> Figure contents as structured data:
+-------+

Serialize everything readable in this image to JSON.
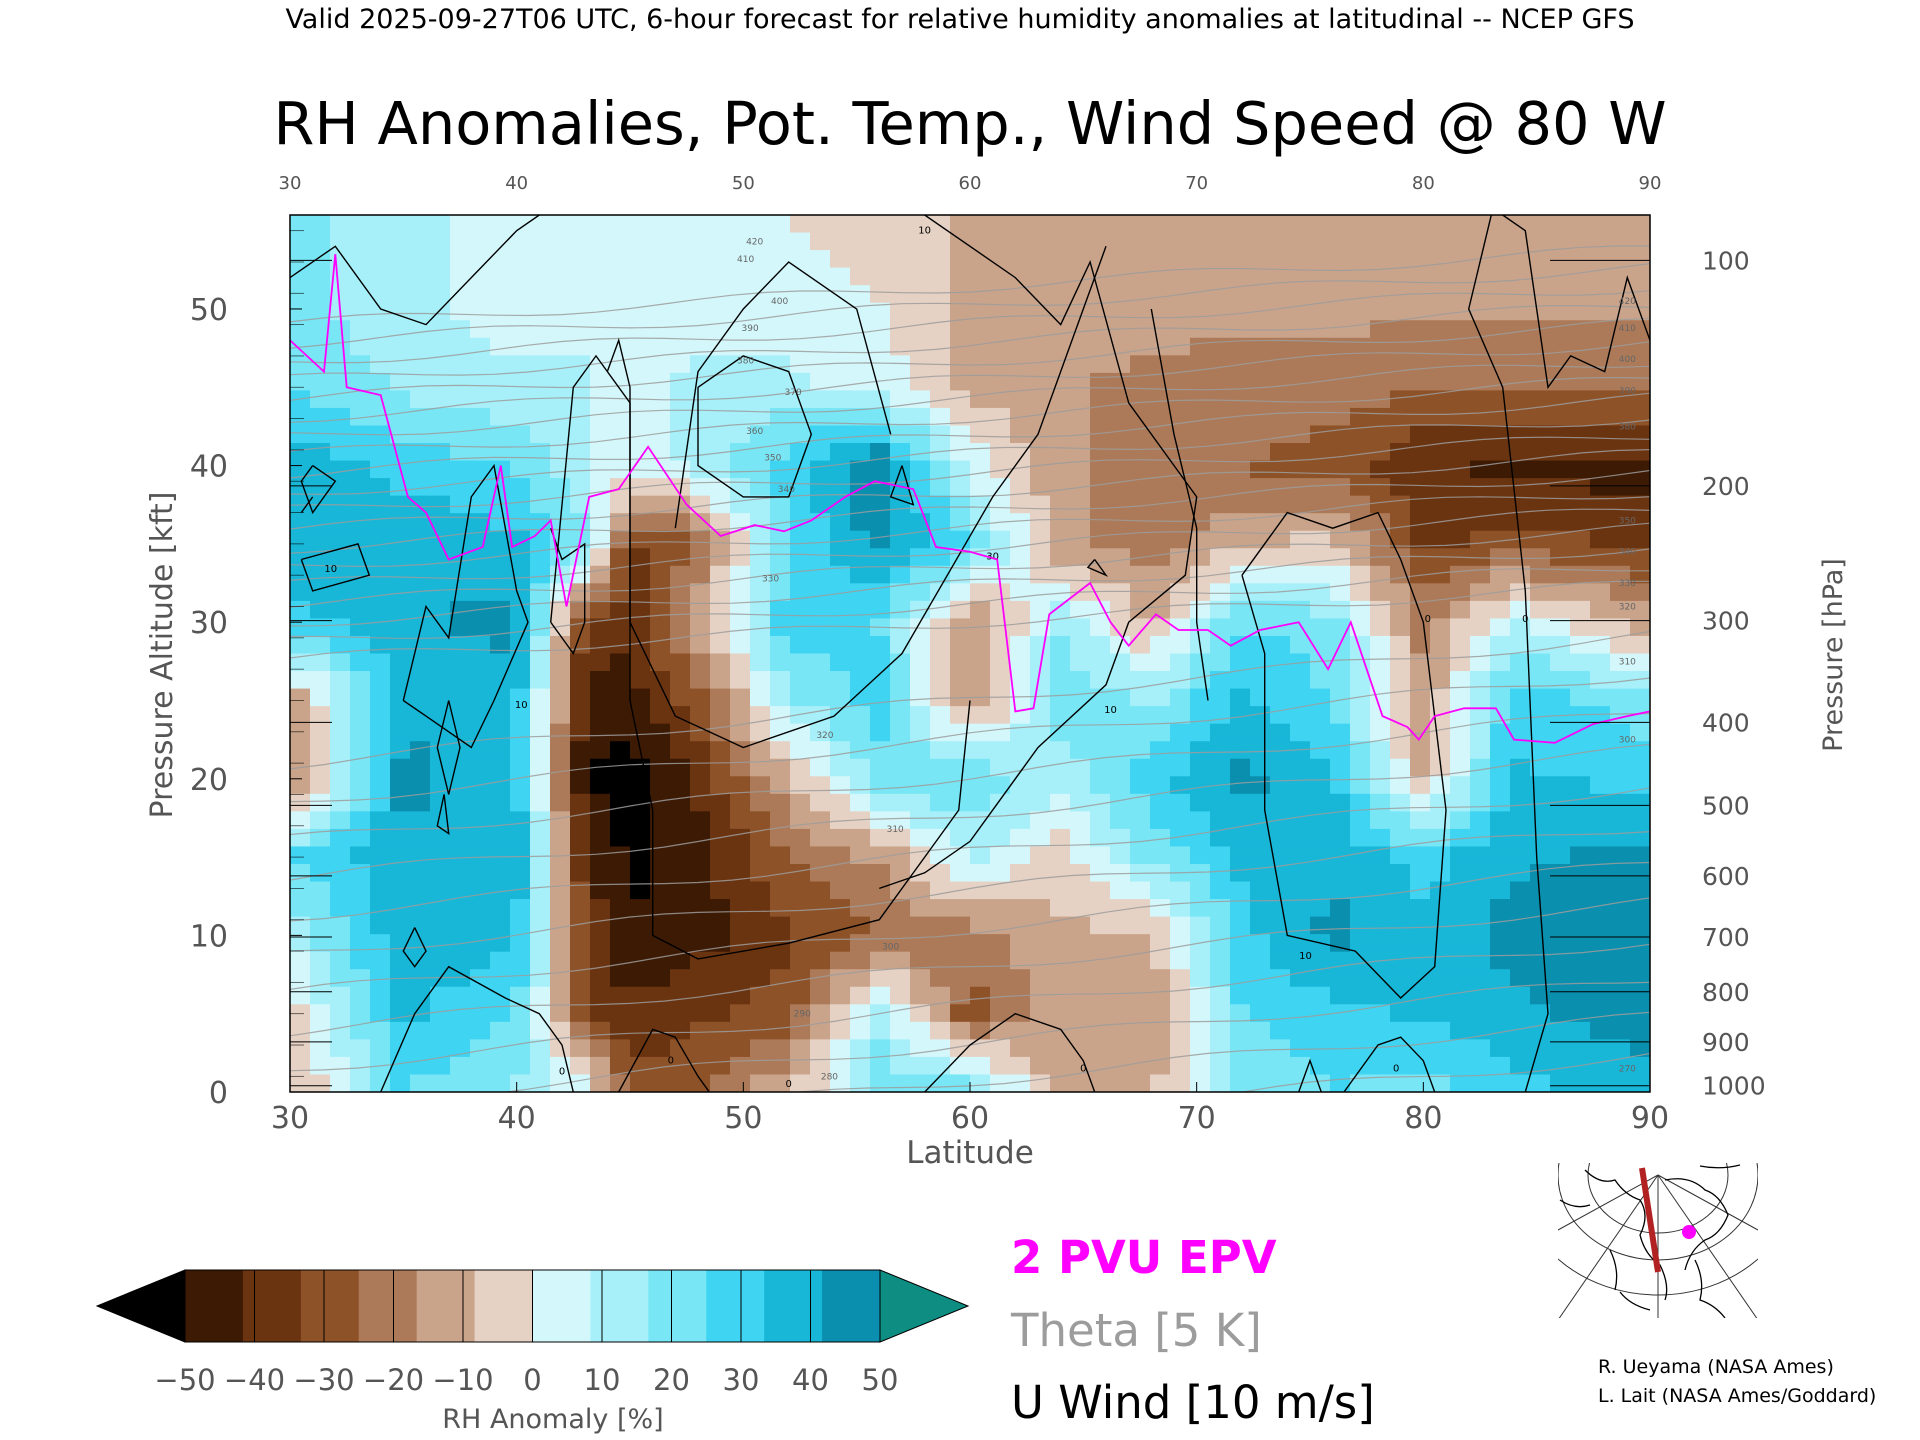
{
  "header": {
    "valid_line": "Valid 2025-09-27T06 UTC, 6-hour forecast for relative humidity anomalies at latitudinal -- NCEP GFS"
  },
  "chart_data": {
    "type": "heatmap",
    "title": "RH Anomalies, Pot. Temp., Wind Speed @ 80 W",
    "xlabel": "Latitude",
    "ylabel": "Pressure Altitude [kft]",
    "ylabel_right": "Pressure [hPa]",
    "xlim": [
      30,
      90
    ],
    "ylim": [
      0,
      56
    ],
    "x_ticks": [
      "30",
      "40",
      "50",
      "60",
      "70",
      "80",
      "90"
    ],
    "x_ticks_top": [
      "30",
      "40",
      "50",
      "60",
      "70",
      "80",
      "90"
    ],
    "y_ticks": [
      "0",
      "10",
      "20",
      "30",
      "40",
      "50"
    ],
    "pressure_ticks": [
      {
        "label": "100",
        "kft": 53.1
      },
      {
        "label": "200",
        "kft": 38.7
      },
      {
        "label": "300",
        "kft": 30.1
      },
      {
        "label": "400",
        "kft": 23.6
      },
      {
        "label": "500",
        "kft": 18.3
      },
      {
        "label": "600",
        "kft": 13.8
      },
      {
        "label": "700",
        "kft": 9.9
      },
      {
        "label": "800",
        "kft": 6.4
      },
      {
        "label": "900",
        "kft": 3.2
      },
      {
        "label": "1000",
        "kft": 0.4
      }
    ],
    "rh_anomaly_percent": {
      "lat": [
        30,
        35,
        40,
        43,
        45,
        48,
        52,
        56,
        60,
        64,
        68,
        72,
        76,
        80,
        84,
        90
      ],
      "kft": [
        0,
        5,
        10,
        15,
        20,
        25,
        30,
        35,
        40,
        45,
        50,
        56
      ],
      "values": [
        [
          -12,
          25,
          15,
          5,
          -30,
          -25,
          -10,
          20,
          25,
          -15,
          -10,
          20,
          25,
          20,
          30,
          40
        ],
        [
          -5,
          35,
          25,
          -30,
          -40,
          -35,
          -30,
          15,
          -30,
          -10,
          -15,
          25,
          30,
          35,
          40,
          45
        ],
        [
          10,
          40,
          35,
          -35,
          -50,
          -45,
          -35,
          -25,
          -20,
          -10,
          -10,
          30,
          45,
          35,
          45,
          50
        ],
        [
          25,
          40,
          40,
          -40,
          -52,
          -45,
          -25,
          -15,
          10,
          -5,
          20,
          35,
          40,
          30,
          40,
          45
        ],
        [
          -20,
          45,
          35,
          -50,
          -55,
          -40,
          -10,
          20,
          25,
          10,
          30,
          45,
          35,
          -10,
          35,
          30
        ],
        [
          -15,
          40,
          35,
          -45,
          -45,
          -30,
          15,
          30,
          -20,
          25,
          15,
          35,
          25,
          -15,
          30,
          20
        ],
        [
          30,
          40,
          45,
          -35,
          -40,
          -10,
          30,
          25,
          -20,
          15,
          -10,
          25,
          20,
          -20,
          10,
          -15
        ],
        [
          40,
          40,
          35,
          20,
          -35,
          -25,
          25,
          45,
          25,
          -15,
          -20,
          -10,
          -5,
          -35,
          -30,
          -35
        ],
        [
          40,
          30,
          25,
          10,
          5,
          10,
          30,
          50,
          5,
          -15,
          -20,
          -25,
          -30,
          -40,
          -45,
          -45
        ],
        [
          25,
          15,
          10,
          10,
          5,
          10,
          10,
          5,
          -10,
          -15,
          -20,
          -20,
          -20,
          -25,
          -25,
          -25
        ],
        [
          20,
          10,
          5,
          5,
          5,
          5,
          5,
          0,
          -10,
          -12,
          -12,
          -15,
          -15,
          -15,
          -15,
          -15
        ],
        [
          20,
          10,
          5,
          0,
          0,
          0,
          0,
          -5,
          -10,
          -10,
          -10,
          -12,
          -12,
          -12,
          -12,
          -12
        ]
      ]
    },
    "theta_K": {
      "levels": [
        270,
        275,
        280,
        285,
        290,
        295,
        300,
        305,
        310,
        315,
        320,
        325,
        330,
        335,
        340,
        345,
        350,
        355,
        360,
        365,
        370,
        375,
        380,
        385,
        390,
        395,
        400,
        405,
        410,
        415,
        420
      ],
      "labels": [
        {
          "text": "280",
          "lat": 53.8,
          "kft": 1.0
        },
        {
          "text": "290",
          "lat": 52.6,
          "kft": 5.0
        },
        {
          "text": "300",
          "lat": 56.5,
          "kft": 9.3
        },
        {
          "text": "310",
          "lat": 56.7,
          "kft": 16.8
        },
        {
          "text": "320",
          "lat": 53.6,
          "kft": 22.8
        },
        {
          "text": "330",
          "lat": 51.2,
          "kft": 32.8
        },
        {
          "text": "340",
          "lat": 51.9,
          "kft": 38.5
        },
        {
          "text": "350",
          "lat": 51.3,
          "kft": 40.5
        },
        {
          "text": "360",
          "lat": 50.5,
          "kft": 42.2
        },
        {
          "text": "370",
          "lat": 52.2,
          "kft": 44.7
        },
        {
          "text": "380",
          "lat": 50.1,
          "kft": 46.7
        },
        {
          "text": "390",
          "lat": 50.3,
          "kft": 48.8
        },
        {
          "text": "400",
          "lat": 51.6,
          "kft": 50.5
        },
        {
          "text": "410",
          "lat": 50.1,
          "kft": 53.2
        },
        {
          "text": "420",
          "lat": 50.5,
          "kft": 54.3
        },
        {
          "text": "270",
          "lat": 89.0,
          "kft": 1.5
        },
        {
          "text": "300",
          "lat": 89.0,
          "kft": 22.5
        },
        {
          "text": "310",
          "lat": 89.0,
          "kft": 27.5
        },
        {
          "text": "320",
          "lat": 89.0,
          "kft": 31.0
        },
        {
          "text": "330",
          "lat": 89.0,
          "kft": 32.5
        },
        {
          "text": "340",
          "lat": 89.0,
          "kft": 34.5
        },
        {
          "text": "350",
          "lat": 89.0,
          "kft": 36.5
        },
        {
          "text": "380",
          "lat": 89.0,
          "kft": 42.5
        },
        {
          "text": "390",
          "lat": 89.0,
          "kft": 44.8
        },
        {
          "text": "400",
          "lat": 89.0,
          "kft": 46.8
        },
        {
          "text": "410",
          "lat": 89.0,
          "kft": 48.8
        },
        {
          "text": "420",
          "lat": 89.0,
          "kft": 50.5
        }
      ]
    },
    "u_wind_labels": [
      {
        "text": "10",
        "lat": 31.8,
        "kft": 33.4
      },
      {
        "text": "10",
        "lat": 40.2,
        "kft": 24.7
      },
      {
        "text": "30",
        "lat": 61.0,
        "kft": 34.2
      },
      {
        "text": "10",
        "lat": 66.2,
        "kft": 24.4
      },
      {
        "text": "10",
        "lat": 74.8,
        "kft": 8.7
      },
      {
        "text": "0",
        "lat": 42.0,
        "kft": 1.3
      },
      {
        "text": "0",
        "lat": 46.8,
        "kft": 2.0
      },
      {
        "text": "0",
        "lat": 65.0,
        "kft": 1.5
      },
      {
        "text": "0",
        "lat": 52.0,
        "kft": 0.5
      },
      {
        "text": "0",
        "lat": 78.8,
        "kft": 1.5
      },
      {
        "text": "0",
        "lat": 80.2,
        "kft": 30.2
      },
      {
        "text": "0",
        "lat": 84.5,
        "kft": 30.2
      },
      {
        "text": "10",
        "lat": 58.0,
        "kft": 55.0
      }
    ],
    "epv_2pvu_kft": [
      [
        30,
        48
      ],
      [
        31.5,
        46
      ],
      [
        32,
        53.5
      ],
      [
        32.5,
        45
      ],
      [
        34,
        44.5
      ],
      [
        35.2,
        38
      ],
      [
        36,
        37
      ],
      [
        37,
        34
      ],
      [
        38.5,
        34.8
      ],
      [
        39.3,
        40
      ],
      [
        39.8,
        34.8
      ],
      [
        40.8,
        35.5
      ],
      [
        41.5,
        36.5
      ],
      [
        42.2,
        31
      ],
      [
        43.2,
        38
      ],
      [
        44.5,
        38.5
      ],
      [
        45.8,
        41.2
      ],
      [
        47.5,
        37.5
      ],
      [
        49,
        35.5
      ],
      [
        50.5,
        36.2
      ],
      [
        51.8,
        35.8
      ],
      [
        53,
        36.5
      ],
      [
        54.5,
        38
      ],
      [
        55.8,
        39
      ],
      [
        57.5,
        38.5
      ],
      [
        58.5,
        34.8
      ],
      [
        60,
        34.5
      ],
      [
        61.2,
        34
      ],
      [
        62,
        24.3
      ],
      [
        62.8,
        24.5
      ],
      [
        63.5,
        30.5
      ],
      [
        65.3,
        32.5
      ],
      [
        66.2,
        30
      ],
      [
        67,
        28.5
      ],
      [
        68.2,
        30.5
      ],
      [
        69.2,
        29.5
      ],
      [
        70.5,
        29.5
      ],
      [
        71.5,
        28.5
      ],
      [
        72.8,
        29.5
      ],
      [
        74.5,
        30
      ],
      [
        75.8,
        27
      ],
      [
        76.8,
        30
      ],
      [
        78.2,
        24
      ],
      [
        79.3,
        23.3
      ],
      [
        79.8,
        22.5
      ],
      [
        80.5,
        24
      ],
      [
        81.8,
        24.5
      ],
      [
        83.2,
        24.5
      ],
      [
        84,
        22.5
      ],
      [
        85.8,
        22.3
      ],
      [
        87.5,
        23.5
      ],
      [
        89,
        24
      ],
      [
        90,
        24.3
      ]
    ]
  },
  "colorbar": {
    "label": "RH Anomaly [%]",
    "tick_labels": [
      "−50",
      "−40",
      "−30",
      "−20",
      "−10",
      "0",
      "10",
      "20",
      "30",
      "40",
      "50"
    ],
    "colors": [
      "#000000",
      "#3d1a04",
      "#6b3410",
      "#8e5228",
      "#ac7a58",
      "#caa48a",
      "#e6d2c4",
      "#d4f7fb",
      "#a7f0f9",
      "#79e6f6",
      "#3fd5f2",
      "#18b7d8",
      "#0a8fae",
      "#0e8d82"
    ]
  },
  "legend": {
    "epv": "2 PVU EPV",
    "theta": "Theta [5 K]",
    "u_wind": "U Wind [10 m/s]",
    "epv_color": "#ff00ff",
    "theta_color": "#9c9c9c",
    "u_wind_color": "#000000"
  },
  "credits": {
    "line1": "R. Ueyama (NASA Ames)",
    "line2": "L. Lait (NASA Ames/Goddard)"
  },
  "inset_map": {
    "section_line_color": "#b22222",
    "marker_color": "#ff00ff"
  }
}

+-------+

> YOUR INSTRUCTIONS:
Select and copy every line of the material that holds the string "NASA".

> ANSWER TO THE TASK:
    "line1": "R. Ueyama (NASA Ames)",
    "line2": "L. Lait (NASA Ames/Goddard)"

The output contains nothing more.